Objective =
In the entries, find all lines that hold the word "JSON" and copy them.

── Dataset

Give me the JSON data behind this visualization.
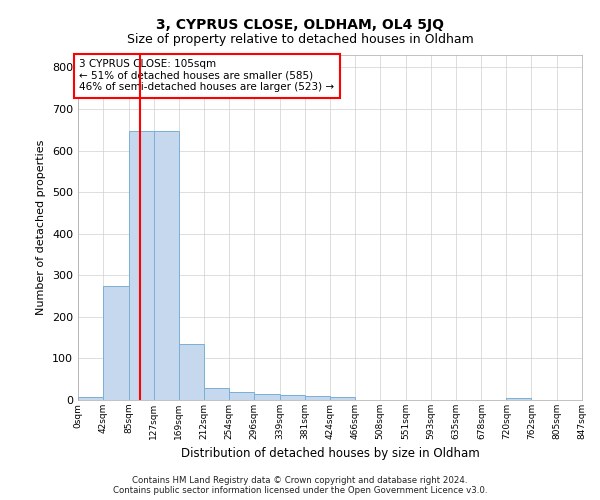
{
  "title": "3, CYPRUS CLOSE, OLDHAM, OL4 5JQ",
  "subtitle": "Size of property relative to detached houses in Oldham",
  "xlabel": "Distribution of detached houses by size in Oldham",
  "ylabel": "Number of detached properties",
  "annotation_line1": "3 CYPRUS CLOSE: 105sqm",
  "annotation_line2": "← 51% of detached houses are smaller (585)",
  "annotation_line3": "46% of semi-detached houses are larger (523) →",
  "bin_edges": [
    0,
    42,
    85,
    127,
    169,
    212,
    254,
    296,
    339,
    381,
    424,
    466,
    508,
    551,
    593,
    635,
    678,
    720,
    762,
    805,
    847
  ],
  "bin_counts": [
    8,
    275,
    648,
    648,
    135,
    30,
    20,
    15,
    12,
    10,
    8,
    0,
    0,
    0,
    0,
    0,
    0,
    5,
    0,
    0
  ],
  "bar_color": "#c5d8ee",
  "bar_edge_color": "#7aafd4",
  "vline_color": "red",
  "vline_x": 105,
  "grid_color": "#d0d0d0",
  "footer_line1": "Contains HM Land Registry data © Crown copyright and database right 2024.",
  "footer_line2": "Contains public sector information licensed under the Open Government Licence v3.0.",
  "ylim": [
    0,
    830
  ],
  "xlim": [
    0,
    847
  ],
  "yticks": [
    0,
    100,
    200,
    300,
    400,
    500,
    600,
    700,
    800
  ],
  "tick_labels": [
    "0sqm",
    "42sqm",
    "85sqm",
    "127sqm",
    "169sqm",
    "212sqm",
    "254sqm",
    "296sqm",
    "339sqm",
    "381sqm",
    "424sqm",
    "466sqm",
    "508sqm",
    "551sqm",
    "593sqm",
    "635sqm",
    "678sqm",
    "720sqm",
    "762sqm",
    "805sqm",
    "847sqm"
  ]
}
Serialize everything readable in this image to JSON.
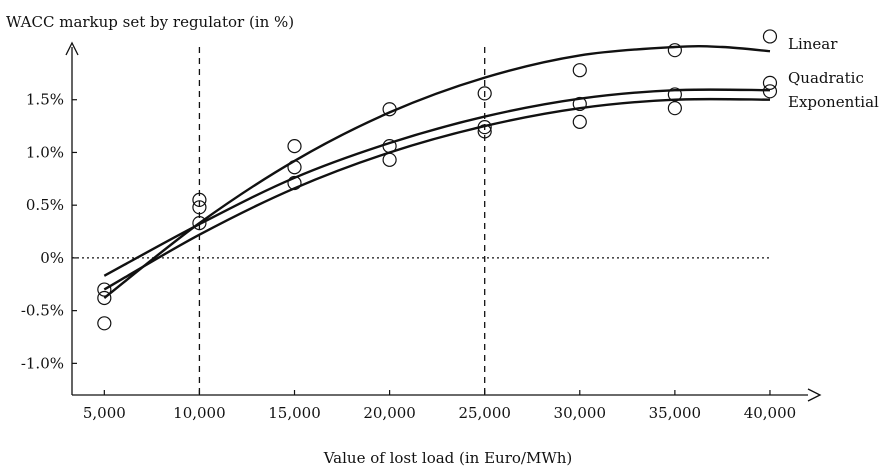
{
  "chart_data": {
    "type": "scatter",
    "ylabel": "WACC markup set by regulator (in %)",
    "xlabel": "Value of lost load (in Euro/MWh)",
    "x_ticks": [
      5000,
      10000,
      15000,
      20000,
      25000,
      30000,
      35000,
      40000
    ],
    "x_tick_labels": [
      "5,000",
      "10,000",
      "15,000",
      "20,000",
      "25,000",
      "30,000",
      "35,000",
      "40,000"
    ],
    "y_ticks": [
      -1.0,
      -0.5,
      0,
      0.5,
      1.0,
      1.5
    ],
    "y_tick_labels": [
      "-1.0%",
      "-0.5%",
      "0%",
      "0.5%",
      "1.0%",
      "1.5%"
    ],
    "xlim": [
      3300,
      42000
    ],
    "ylim": [
      -1.3,
      2.0
    ],
    "reference_lines": {
      "vertical_x": [
        10000,
        25000
      ],
      "horizontal_y": [
        0
      ]
    },
    "series": [
      {
        "name": "Linear",
        "points": [
          [
            5000,
            -0.3
          ],
          [
            10000,
            0.55
          ],
          [
            15000,
            1.06
          ],
          [
            20000,
            1.41
          ],
          [
            25000,
            1.56
          ],
          [
            30000,
            1.78
          ],
          [
            35000,
            1.97
          ],
          [
            40000,
            2.1
          ]
        ],
        "fit": [
          [
            5000,
            -0.38
          ],
          [
            10000,
            0.33
          ],
          [
            15000,
            0.92
          ],
          [
            20000,
            1.38
          ],
          [
            25000,
            1.71
          ],
          [
            30000,
            1.92
          ],
          [
            35000,
            2.0
          ],
          [
            37500,
            2.0
          ],
          [
            40000,
            1.96
          ]
        ]
      },
      {
        "name": "Quadratic",
        "points": [
          [
            5000,
            -0.38
          ],
          [
            10000,
            0.48
          ],
          [
            15000,
            0.86
          ],
          [
            20000,
            1.06
          ],
          [
            25000,
            1.24
          ],
          [
            30000,
            1.46
          ],
          [
            35000,
            1.55
          ],
          [
            40000,
            1.66
          ]
        ],
        "fit": [
          [
            5000,
            -0.17
          ],
          [
            10000,
            0.32
          ],
          [
            15000,
            0.76
          ],
          [
            20000,
            1.09
          ],
          [
            25000,
            1.34
          ],
          [
            30000,
            1.51
          ],
          [
            35000,
            1.59
          ],
          [
            40000,
            1.59
          ]
        ]
      },
      {
        "name": "Exponential",
        "points": [
          [
            5000,
            -0.62
          ],
          [
            10000,
            0.33
          ],
          [
            15000,
            0.71
          ],
          [
            20000,
            0.93
          ],
          [
            25000,
            1.2
          ],
          [
            30000,
            1.29
          ],
          [
            35000,
            1.42
          ],
          [
            40000,
            1.58
          ]
        ],
        "fit": [
          [
            5000,
            -0.3
          ],
          [
            10000,
            0.22
          ],
          [
            15000,
            0.66
          ],
          [
            20000,
            1.0
          ],
          [
            25000,
            1.25
          ],
          [
            30000,
            1.42
          ],
          [
            35000,
            1.5
          ],
          [
            40000,
            1.5
          ]
        ]
      }
    ]
  }
}
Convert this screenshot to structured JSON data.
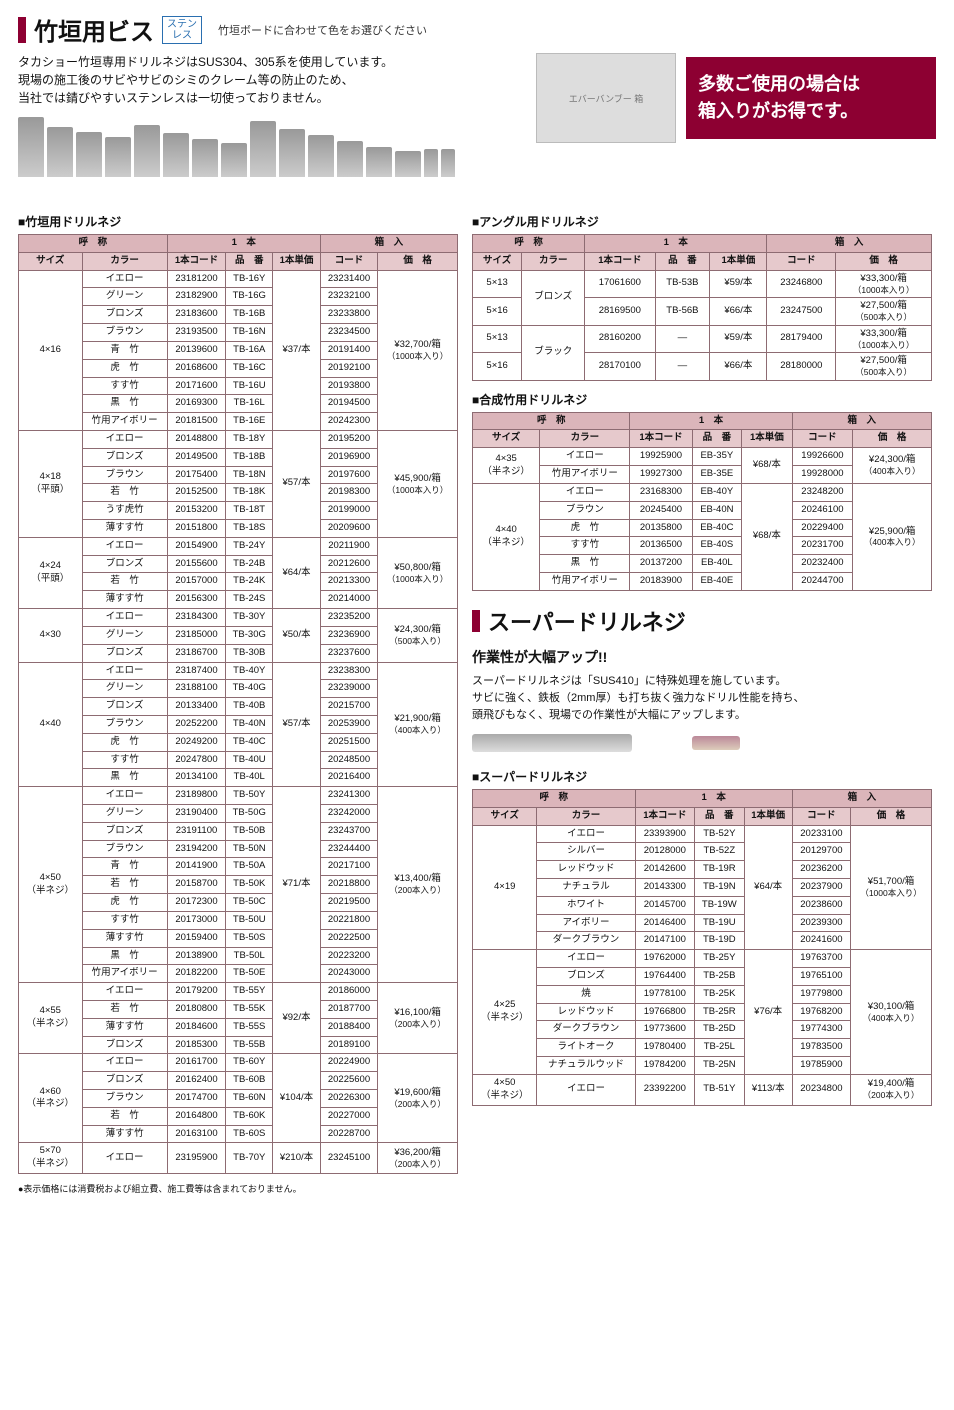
{
  "header": {
    "title": "竹垣用ビス",
    "badge_l1": "ステン",
    "badge_l2": "レス",
    "note": "竹垣ボードに合わせて色をお選びください",
    "intro1": "タカショー竹垣専用ドリルネジはSUS304、305系を使用しています。",
    "intro2": "現場の施工後のサビやサビのシミのクレーム等の防止のため、",
    "intro3": "当社では錆びやすいステンレスは一切使っておりません。"
  },
  "promo": {
    "img_label": "エバーバンブー 箱",
    "line1": "多数ご使用の場合は",
    "line2": "箱入りがお得です。"
  },
  "labels": {
    "sec1": "■竹垣用ドリルネジ",
    "sec2": "■アングル用ドリルネジ",
    "sec3": "■合成竹用ドリルネジ",
    "sec4": "■スーパードリルネジ",
    "h_name": "呼　称",
    "h_one": "1　本",
    "h_box": "箱　入",
    "h_size": "サイズ",
    "h_color": "カラー",
    "h_1code": "1本コード",
    "h_part": "品　番",
    "h_1price": "1本単価",
    "h_code": "コード",
    "h_price": "価　格"
  },
  "t1": [
    {
      "size": "4×16",
      "subsize": "",
      "rows": [
        {
          "c": "イエロー",
          "oc": "23181200",
          "p": "TB-16Y",
          "bc": "23231400"
        },
        {
          "c": "グリーン",
          "oc": "23182900",
          "p": "TB-16G",
          "bc": "23232100"
        },
        {
          "c": "ブロンズ",
          "oc": "23183600",
          "p": "TB-16B",
          "bc": "23233800"
        },
        {
          "c": "ブラウン",
          "oc": "23193500",
          "p": "TB-16N",
          "bc": "23234500"
        },
        {
          "c": "青　竹",
          "oc": "20139600",
          "p": "TB-16A",
          "bc": "20191400"
        },
        {
          "c": "虎　竹",
          "oc": "20168600",
          "p": "TB-16C",
          "bc": "20192100"
        },
        {
          "c": "すす竹",
          "oc": "20171600",
          "p": "TB-16U",
          "bc": "20193800"
        },
        {
          "c": "黒　竹",
          "oc": "20169300",
          "p": "TB-16L",
          "bc": "20194500"
        },
        {
          "c": "竹用アイボリー",
          "oc": "20181500",
          "p": "TB-16E",
          "bc": "20242300"
        }
      ],
      "op": "¥37/本",
      "bp": "¥32,700/箱",
      "pk": "（1000本入り）"
    },
    {
      "size": "4×18",
      "subsize": "（平頭）",
      "rows": [
        {
          "c": "イエロー",
          "oc": "20148800",
          "p": "TB-18Y",
          "bc": "20195200"
        },
        {
          "c": "ブロンズ",
          "oc": "20149500",
          "p": "TB-18B",
          "bc": "20196900"
        },
        {
          "c": "ブラウン",
          "oc": "20175400",
          "p": "TB-18N",
          "bc": "20197600"
        },
        {
          "c": "若　竹",
          "oc": "20152500",
          "p": "TB-18K",
          "bc": "20198300"
        },
        {
          "c": "うす虎竹",
          "oc": "20153200",
          "p": "TB-18T",
          "bc": "20199000"
        },
        {
          "c": "薄すす竹",
          "oc": "20151800",
          "p": "TB-18S",
          "bc": "20209600"
        }
      ],
      "op": "¥57/本",
      "bp": "¥45,900/箱",
      "pk": "（1000本入り）"
    },
    {
      "size": "4×24",
      "subsize": "（平頭）",
      "rows": [
        {
          "c": "イエロー",
          "oc": "20154900",
          "p": "TB-24Y",
          "bc": "20211900"
        },
        {
          "c": "ブロンズ",
          "oc": "20155600",
          "p": "TB-24B",
          "bc": "20212600"
        },
        {
          "c": "若　竹",
          "oc": "20157000",
          "p": "TB-24K",
          "bc": "20213300"
        },
        {
          "c": "薄すす竹",
          "oc": "20156300",
          "p": "TB-24S",
          "bc": "20214000"
        }
      ],
      "op": "¥64/本",
      "bp": "¥50,800/箱",
      "pk": "（1000本入り）"
    },
    {
      "size": "4×30",
      "subsize": "",
      "rows": [
        {
          "c": "イエロー",
          "oc": "23184300",
          "p": "TB-30Y",
          "bc": "23235200"
        },
        {
          "c": "グリーン",
          "oc": "23185000",
          "p": "TB-30G",
          "bc": "23236900"
        },
        {
          "c": "ブロンズ",
          "oc": "23186700",
          "p": "TB-30B",
          "bc": "23237600"
        }
      ],
      "op": "¥50/本",
      "bp": "¥24,300/箱",
      "pk": "（500本入り）"
    },
    {
      "size": "4×40",
      "subsize": "",
      "rows": [
        {
          "c": "イエロー",
          "oc": "23187400",
          "p": "TB-40Y",
          "bc": "23238300"
        },
        {
          "c": "グリーン",
          "oc": "23188100",
          "p": "TB-40G",
          "bc": "23239000"
        },
        {
          "c": "ブロンズ",
          "oc": "20133400",
          "p": "TB-40B",
          "bc": "20215700"
        },
        {
          "c": "ブラウン",
          "oc": "20252200",
          "p": "TB-40N",
          "bc": "20253900"
        },
        {
          "c": "虎　竹",
          "oc": "20249200",
          "p": "TB-40C",
          "bc": "20251500"
        },
        {
          "c": "すす竹",
          "oc": "20247800",
          "p": "TB-40U",
          "bc": "20248500"
        },
        {
          "c": "黒　竹",
          "oc": "20134100",
          "p": "TB-40L",
          "bc": "20216400"
        }
      ],
      "op": "¥57/本",
      "bp": "¥21,900/箱",
      "pk": "（400本入り）"
    },
    {
      "size": "4×50",
      "subsize": "（半ネジ）",
      "rows": [
        {
          "c": "イエロー",
          "oc": "23189800",
          "p": "TB-50Y",
          "bc": "23241300"
        },
        {
          "c": "グリーン",
          "oc": "23190400",
          "p": "TB-50G",
          "bc": "23242000"
        },
        {
          "c": "ブロンズ",
          "oc": "23191100",
          "p": "TB-50B",
          "bc": "23243700"
        },
        {
          "c": "ブラウン",
          "oc": "23194200",
          "p": "TB-50N",
          "bc": "23244400"
        },
        {
          "c": "青　竹",
          "oc": "20141900",
          "p": "TB-50A",
          "bc": "20217100"
        },
        {
          "c": "若　竹",
          "oc": "20158700",
          "p": "TB-50K",
          "bc": "20218800"
        },
        {
          "c": "虎　竹",
          "oc": "20172300",
          "p": "TB-50C",
          "bc": "20219500"
        },
        {
          "c": "すす竹",
          "oc": "20173000",
          "p": "TB-50U",
          "bc": "20221800"
        },
        {
          "c": "薄すす竹",
          "oc": "20159400",
          "p": "TB-50S",
          "bc": "20222500"
        },
        {
          "c": "黒　竹",
          "oc": "20138900",
          "p": "TB-50L",
          "bc": "20223200"
        },
        {
          "c": "竹用アイボリー",
          "oc": "20182200",
          "p": "TB-50E",
          "bc": "20243000"
        }
      ],
      "op": "¥71/本",
      "bp": "¥13,400/箱",
      "pk": "（200本入り）"
    },
    {
      "size": "4×55",
      "subsize": "（半ネジ）",
      "rows": [
        {
          "c": "イエロー",
          "oc": "20179200",
          "p": "TB-55Y",
          "bc": "20186000"
        },
        {
          "c": "若　竹",
          "oc": "20180800",
          "p": "TB-55K",
          "bc": "20187700"
        },
        {
          "c": "薄すす竹",
          "oc": "20184600",
          "p": "TB-55S",
          "bc": "20188400"
        },
        {
          "c": "ブロンズ",
          "oc": "20185300",
          "p": "TB-55B",
          "bc": "20189100"
        }
      ],
      "op": "¥92/本",
      "bp": "¥16,100/箱",
      "pk": "（200本入り）"
    },
    {
      "size": "4×60",
      "subsize": "（半ネジ）",
      "rows": [
        {
          "c": "イエロー",
          "oc": "20161700",
          "p": "TB-60Y",
          "bc": "20224900"
        },
        {
          "c": "ブロンズ",
          "oc": "20162400",
          "p": "TB-60B",
          "bc": "20225600"
        },
        {
          "c": "ブラウン",
          "oc": "20174700",
          "p": "TB-60N",
          "bc": "20226300"
        },
        {
          "c": "若　竹",
          "oc": "20164800",
          "p": "TB-60K",
          "bc": "20227000"
        },
        {
          "c": "薄すす竹",
          "oc": "20163100",
          "p": "TB-60S",
          "bc": "20228700"
        }
      ],
      "op": "¥104/本",
      "bp": "¥19,600/箱",
      "pk": "（200本入り）"
    },
    {
      "size": "5×70",
      "subsize": "（半ネジ）",
      "rows": [
        {
          "c": "イエロー",
          "oc": "23195900",
          "p": "TB-70Y",
          "bc": "23245100"
        }
      ],
      "op": "¥210/本",
      "bp": "¥36,200/箱",
      "pk": "（200本入り）"
    }
  ],
  "t2": [
    {
      "size": "5×13",
      "color": "ブロンズ",
      "cspan": 2,
      "oc": "17061600",
      "p": "TB-53B",
      "op": "¥59/本",
      "bc": "23246800",
      "bp": "¥33,300/箱",
      "pk": "（1000本入り）"
    },
    {
      "size": "5×16",
      "oc": "28169500",
      "p": "TB-56B",
      "op": "¥66/本",
      "bc": "23247500",
      "bp": "¥27,500/箱",
      "pk": "（500本入り）"
    },
    {
      "size": "5×13",
      "color": "ブラック",
      "cspan": 2,
      "oc": "28160200",
      "p": "—",
      "op": "¥59/本",
      "bc": "28179400",
      "bp": "¥33,300/箱",
      "pk": "（1000本入り）"
    },
    {
      "size": "5×16",
      "oc": "28170100",
      "p": "—",
      "op": "¥66/本",
      "bc": "28180000",
      "bp": "¥27,500/箱",
      "pk": "（500本入り）"
    }
  ],
  "t3": [
    {
      "size": "4×35",
      "subsize": "（半ネジ）",
      "rows": [
        {
          "c": "イエロー",
          "oc": "19925900",
          "p": "EB-35Y",
          "bc": "19926600"
        },
        {
          "c": "竹用アイボリー",
          "oc": "19927300",
          "p": "EB-35E",
          "bc": "19928000"
        }
      ],
      "op": "¥68/本",
      "bp": "¥24,300/箱",
      "pk": "（400本入り）"
    },
    {
      "size": "4×40",
      "subsize": "（半ネジ）",
      "rows": [
        {
          "c": "イエロー",
          "oc": "23168300",
          "p": "EB-40Y",
          "bc": "23248200"
        },
        {
          "c": "ブラウン",
          "oc": "20245400",
          "p": "EB-40N",
          "bc": "20246100"
        },
        {
          "c": "虎　竹",
          "oc": "20135800",
          "p": "EB-40C",
          "bc": "20229400"
        },
        {
          "c": "すす竹",
          "oc": "20136500",
          "p": "EB-40S",
          "bc": "20231700"
        },
        {
          "c": "黒　竹",
          "oc": "20137200",
          "p": "EB-40L",
          "bc": "20232400"
        },
        {
          "c": "竹用アイボリー",
          "oc": "20183900",
          "p": "EB-40E",
          "bc": "20244700"
        }
      ],
      "op": "¥68/本",
      "bp": "¥25,900/箱",
      "pk": "（400本入り）"
    }
  ],
  "super": {
    "title": "スーパードリルネジ",
    "lead": "作業性が大幅アップ!!",
    "d1": "スーパードリルネジは「SUS410」に特殊処理を施しています。",
    "d2": "サビに強く、鉄板（2mm厚）も打ち抜く強力なドリル性能を持ち、",
    "d3": "頭飛びもなく、現場での作業性が大幅にアップします。"
  },
  "t4": [
    {
      "size": "4×19",
      "subsize": "",
      "rows": [
        {
          "c": "イエロー",
          "oc": "23393900",
          "p": "TB-52Y",
          "bc": "20233100"
        },
        {
          "c": "シルバー",
          "oc": "20128000",
          "p": "TB-52Z",
          "bc": "20129700"
        },
        {
          "c": "レッドウッド",
          "oc": "20142600",
          "p": "TB-19R",
          "bc": "20236200"
        },
        {
          "c": "ナチュラル",
          "oc": "20143300",
          "p": "TB-19N",
          "bc": "20237900"
        },
        {
          "c": "ホワイト",
          "oc": "20145700",
          "p": "TB-19W",
          "bc": "20238600"
        },
        {
          "c": "アイボリー",
          "oc": "20146400",
          "p": "TB-19U",
          "bc": "20239300"
        },
        {
          "c": "ダークブラウン",
          "oc": "20147100",
          "p": "TB-19D",
          "bc": "20241600"
        }
      ],
      "op": "¥64/本",
      "bp": "¥51,700/箱",
      "pk": "（1000本入り）"
    },
    {
      "size": "4×25",
      "subsize": "（半ネジ）",
      "rows": [
        {
          "c": "イエロー",
          "oc": "19762000",
          "p": "TB-25Y",
          "bc": "19763700"
        },
        {
          "c": "ブロンズ",
          "oc": "19764400",
          "p": "TB-25B",
          "bc": "19765100"
        },
        {
          "c": "焼",
          "oc": "19778100",
          "p": "TB-25K",
          "bc": "19779800"
        },
        {
          "c": "レッドウッド",
          "oc": "19766800",
          "p": "TB-25R",
          "bc": "19768200"
        },
        {
          "c": "ダークブラウン",
          "oc": "19773600",
          "p": "TB-25D",
          "bc": "19774300"
        },
        {
          "c": "ライトオーク",
          "oc": "19780400",
          "p": "TB-25L",
          "bc": "19783500"
        },
        {
          "c": "ナチュラルウッド",
          "oc": "19784200",
          "p": "TB-25N",
          "bc": "19785900"
        }
      ],
      "op": "¥76/本",
      "bp": "¥30,100/箱",
      "pk": "（400本入り）"
    },
    {
      "size": "4×50",
      "subsize": "（半ネジ）",
      "rows": [
        {
          "c": "イエロー",
          "oc": "23392200",
          "p": "TB-51Y",
          "bc": "20234800"
        }
      ],
      "op": "¥113/本",
      "bp": "¥19,400/箱",
      "pk": "（200本入り）"
    }
  ],
  "footnote": "●表示価格には消費税および組立費、施工費等は含まれておりません。"
}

────

Exercise output =
Give me the JSON data behind this visualization.
Serialize everything readable in this image to JSON.
Convert this screenshot to structured JSON data.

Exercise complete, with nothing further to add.